Spatial layout entries
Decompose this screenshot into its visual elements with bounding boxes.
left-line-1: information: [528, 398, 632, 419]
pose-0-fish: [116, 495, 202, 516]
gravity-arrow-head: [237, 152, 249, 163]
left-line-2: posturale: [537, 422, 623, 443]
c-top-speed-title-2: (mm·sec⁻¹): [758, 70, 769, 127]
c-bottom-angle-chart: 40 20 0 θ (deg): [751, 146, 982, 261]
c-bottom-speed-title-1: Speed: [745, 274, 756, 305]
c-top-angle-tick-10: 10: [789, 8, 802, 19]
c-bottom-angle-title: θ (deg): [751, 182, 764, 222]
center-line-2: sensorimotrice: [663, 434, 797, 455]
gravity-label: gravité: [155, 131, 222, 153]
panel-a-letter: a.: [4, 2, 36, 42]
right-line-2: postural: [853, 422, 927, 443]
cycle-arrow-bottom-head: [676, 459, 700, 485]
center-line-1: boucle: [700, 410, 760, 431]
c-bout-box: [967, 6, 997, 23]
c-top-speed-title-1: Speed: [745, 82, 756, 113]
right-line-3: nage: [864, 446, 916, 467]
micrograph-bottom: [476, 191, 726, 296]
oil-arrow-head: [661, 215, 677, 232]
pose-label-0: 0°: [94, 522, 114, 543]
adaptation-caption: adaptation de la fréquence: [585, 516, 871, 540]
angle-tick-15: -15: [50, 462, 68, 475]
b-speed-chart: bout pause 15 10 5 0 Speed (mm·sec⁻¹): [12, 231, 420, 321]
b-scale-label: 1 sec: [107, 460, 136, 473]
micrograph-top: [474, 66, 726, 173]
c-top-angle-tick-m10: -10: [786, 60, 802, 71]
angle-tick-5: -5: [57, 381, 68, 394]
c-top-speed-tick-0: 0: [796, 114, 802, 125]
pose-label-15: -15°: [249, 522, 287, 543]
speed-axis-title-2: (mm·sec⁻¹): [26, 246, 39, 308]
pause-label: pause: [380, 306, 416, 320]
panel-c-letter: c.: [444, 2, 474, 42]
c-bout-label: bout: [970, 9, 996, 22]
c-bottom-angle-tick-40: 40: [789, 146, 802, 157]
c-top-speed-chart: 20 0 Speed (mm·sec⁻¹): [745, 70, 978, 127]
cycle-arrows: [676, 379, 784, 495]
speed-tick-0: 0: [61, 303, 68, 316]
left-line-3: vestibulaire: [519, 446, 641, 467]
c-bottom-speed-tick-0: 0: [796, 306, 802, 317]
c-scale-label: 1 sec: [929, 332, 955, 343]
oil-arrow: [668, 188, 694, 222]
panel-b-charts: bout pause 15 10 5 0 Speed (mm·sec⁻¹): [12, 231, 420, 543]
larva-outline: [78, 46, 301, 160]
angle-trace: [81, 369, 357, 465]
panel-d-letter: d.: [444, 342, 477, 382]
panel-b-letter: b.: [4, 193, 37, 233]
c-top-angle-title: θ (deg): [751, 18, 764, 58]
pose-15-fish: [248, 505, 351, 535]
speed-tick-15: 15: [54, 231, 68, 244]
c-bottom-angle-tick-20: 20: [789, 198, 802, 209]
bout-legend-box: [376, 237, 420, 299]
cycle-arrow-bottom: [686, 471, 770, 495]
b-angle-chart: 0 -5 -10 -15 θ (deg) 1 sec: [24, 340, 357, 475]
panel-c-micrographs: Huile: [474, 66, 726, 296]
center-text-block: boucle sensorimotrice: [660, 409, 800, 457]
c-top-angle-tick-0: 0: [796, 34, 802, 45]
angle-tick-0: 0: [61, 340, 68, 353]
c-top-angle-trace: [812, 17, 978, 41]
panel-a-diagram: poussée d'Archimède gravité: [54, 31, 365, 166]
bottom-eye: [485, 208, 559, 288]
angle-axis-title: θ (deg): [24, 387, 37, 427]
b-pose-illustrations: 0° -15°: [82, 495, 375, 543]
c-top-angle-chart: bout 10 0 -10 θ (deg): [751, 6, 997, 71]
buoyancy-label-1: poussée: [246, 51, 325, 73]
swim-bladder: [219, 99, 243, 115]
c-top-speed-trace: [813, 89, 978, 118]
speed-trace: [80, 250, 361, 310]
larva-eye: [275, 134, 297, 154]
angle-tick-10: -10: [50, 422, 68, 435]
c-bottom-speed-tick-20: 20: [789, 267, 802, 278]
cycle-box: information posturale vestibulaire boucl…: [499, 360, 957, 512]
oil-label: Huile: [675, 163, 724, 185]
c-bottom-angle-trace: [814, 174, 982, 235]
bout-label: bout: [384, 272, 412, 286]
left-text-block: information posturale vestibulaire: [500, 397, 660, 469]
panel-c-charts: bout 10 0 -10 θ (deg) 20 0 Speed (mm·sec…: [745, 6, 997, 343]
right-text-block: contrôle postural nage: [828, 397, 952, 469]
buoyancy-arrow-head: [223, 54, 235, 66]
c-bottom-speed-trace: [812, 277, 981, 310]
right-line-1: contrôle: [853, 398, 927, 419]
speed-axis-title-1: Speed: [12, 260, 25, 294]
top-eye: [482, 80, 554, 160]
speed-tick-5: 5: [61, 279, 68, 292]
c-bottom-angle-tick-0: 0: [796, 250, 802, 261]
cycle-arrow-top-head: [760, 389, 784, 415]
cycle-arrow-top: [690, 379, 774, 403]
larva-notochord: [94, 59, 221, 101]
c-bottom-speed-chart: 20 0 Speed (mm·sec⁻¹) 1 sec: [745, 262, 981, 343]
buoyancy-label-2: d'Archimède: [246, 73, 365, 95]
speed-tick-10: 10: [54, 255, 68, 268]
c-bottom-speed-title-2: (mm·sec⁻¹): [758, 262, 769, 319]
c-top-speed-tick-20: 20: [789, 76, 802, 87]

## [Aim of the exercise]
Switch each occurrence of "pause" in the records to "rest", and write out all the lines again with everything else left as it is.

## [Solution for this task]
Decompose this screenshot into its visual elements with bounding boxes.
left-line-1: information: [528, 398, 632, 419]
pose-0-fish: [116, 495, 202, 516]
gravity-arrow-head: [237, 152, 249, 163]
left-line-2: posturale: [537, 422, 623, 443]
c-top-speed-title-2: (mm·sec⁻¹): [758, 70, 769, 127]
c-bottom-angle-chart: 40 20 0 θ (deg): [751, 146, 982, 261]
c-bottom-speed-title-1: Speed: [745, 274, 756, 305]
c-top-angle-tick-10: 10: [789, 8, 802, 19]
c-bottom-angle-title: θ (deg): [751, 182, 764, 222]
center-line-2: sensorimotrice: [663, 434, 797, 455]
gravity-label: gravité: [155, 131, 222, 153]
panel-a-letter: a.: [4, 2, 36, 42]
right-line-2: postural: [853, 422, 927, 443]
cycle-arrow-bottom-head: [676, 459, 700, 485]
center-line-1: boucle: [700, 410, 760, 431]
c-bout-box: [967, 6, 997, 23]
c-top-speed-title-1: Speed: [745, 82, 756, 113]
right-line-3: nage: [864, 446, 916, 467]
micrograph-bottom: [476, 191, 726, 296]
oil-arrow-head: [661, 215, 677, 232]
pose-label-0: 0°: [94, 522, 114, 543]
adaptation-caption: adaptation de la fréquence: [585, 516, 871, 540]
angle-tick-15: -15: [50, 462, 68, 475]
b-speed-chart: bout rest 15 10 5 0 Speed (mm·sec⁻¹): [12, 231, 420, 321]
b-scale-label: 1 sec: [107, 460, 136, 473]
micrograph-top: [474, 66, 726, 173]
c-top-angle-tick-m10: -10: [786, 60, 802, 71]
angle-tick-5: -5: [57, 381, 68, 394]
c-top-speed-tick-0: 0: [796, 114, 802, 125]
pose-label-15: -15°: [249, 522, 287, 543]
speed-axis-title-2: (mm·sec⁻¹): [26, 246, 39, 308]
rest-label: rest: [380, 306, 416, 320]
panel-c-letter: c.: [444, 2, 474, 42]
c-bout-label: bout: [970, 9, 996, 22]
c-bottom-angle-tick-40: 40: [789, 146, 802, 157]
c-top-speed-chart: 20 0 Speed (mm·sec⁻¹): [745, 70, 978, 127]
cycle-arrows: [676, 379, 784, 495]
speed-tick-0: 0: [61, 303, 68, 316]
left-line-3: vestibulaire: [519, 446, 641, 467]
c-bottom-speed-tick-0: 0: [796, 306, 802, 317]
c-scale-label: 1 sec: [929, 332, 955, 343]
oil-arrow: [668, 188, 694, 222]
panel-b-charts: bout rest 15 10 5 0 Speed (mm·sec⁻¹): [12, 231, 420, 543]
larva-outline: [78, 46, 301, 160]
angle-trace: [81, 369, 357, 465]
panel-d-letter: d.: [444, 342, 477, 382]
panel-b-letter: b.: [4, 193, 37, 233]
c-top-angle-title: θ (deg): [751, 18, 764, 58]
pose-15-fish: [248, 505, 351, 535]
speed-tick-15: 15: [54, 231, 68, 244]
c-bottom-angle-tick-20: 20: [789, 198, 802, 209]
bout-legend-box: [376, 237, 420, 299]
cycle-arrow-bottom: [686, 471, 770, 495]
b-angle-chart: 0 -5 -10 -15 θ (deg) 1 sec: [24, 340, 357, 475]
panel-c-micrographs: Huile: [474, 66, 726, 296]
center-text-block: boucle sensorimotrice: [660, 409, 800, 457]
c-top-angle-tick-0: 0: [796, 34, 802, 45]
angle-tick-0: 0: [61, 340, 68, 353]
c-top-angle-trace: [812, 17, 978, 41]
panel-a-diagram: poussée d'Archimède gravité: [54, 31, 365, 166]
bottom-eye: [485, 208, 559, 288]
angle-axis-title: θ (deg): [24, 387, 37, 427]
b-pose-illustrations: 0° -15°: [82, 495, 375, 543]
c-top-angle-chart: bout 10 0 -10 θ (deg): [751, 6, 997, 71]
buoyancy-label-1: poussée: [246, 51, 325, 73]
swim-bladder: [219, 99, 243, 115]
c-top-speed-trace: [813, 89, 978, 118]
speed-trace: [80, 250, 361, 310]
larva-eye: [275, 134, 297, 154]
angle-tick-10: -10: [50, 422, 68, 435]
c-bottom-speed-tick-20: 20: [789, 267, 802, 278]
cycle-box: information posturale vestibulaire boucl…: [499, 360, 957, 512]
oil-label: Huile: [675, 163, 724, 185]
c-bottom-angle-trace: [814, 174, 982, 235]
bout-label: bout: [384, 272, 412, 286]
left-text-block: information posturale vestibulaire: [500, 397, 660, 469]
panel-c-charts: bout 10 0 -10 θ (deg) 20 0 Speed (mm·sec…: [745, 6, 997, 343]
right-text-block: contrôle postural nage: [828, 397, 952, 469]
buoyancy-arrow-head: [223, 54, 235, 66]
c-bottom-speed-trace: [812, 277, 981, 310]
right-line-1: contrôle: [853, 398, 927, 419]
speed-axis-title-1: Speed: [12, 260, 25, 294]
top-eye: [482, 80, 554, 160]
speed-tick-5: 5: [61, 279, 68, 292]
c-bottom-angle-tick-0: 0: [796, 250, 802, 261]
cycle-arrow-top-head: [760, 389, 784, 415]
cycle-arrow-top: [690, 379, 774, 403]
larva-notochord: [94, 59, 221, 101]
c-bottom-speed-chart: 20 0 Speed (mm·sec⁻¹) 1 sec: [745, 262, 981, 343]
buoyancy-label-2: d'Archimède: [246, 73, 365, 95]
speed-tick-10: 10: [54, 255, 68, 268]
c-bottom-speed-title-2: (mm·sec⁻¹): [758, 262, 769, 319]
c-top-speed-tick-20: 20: [789, 76, 802, 87]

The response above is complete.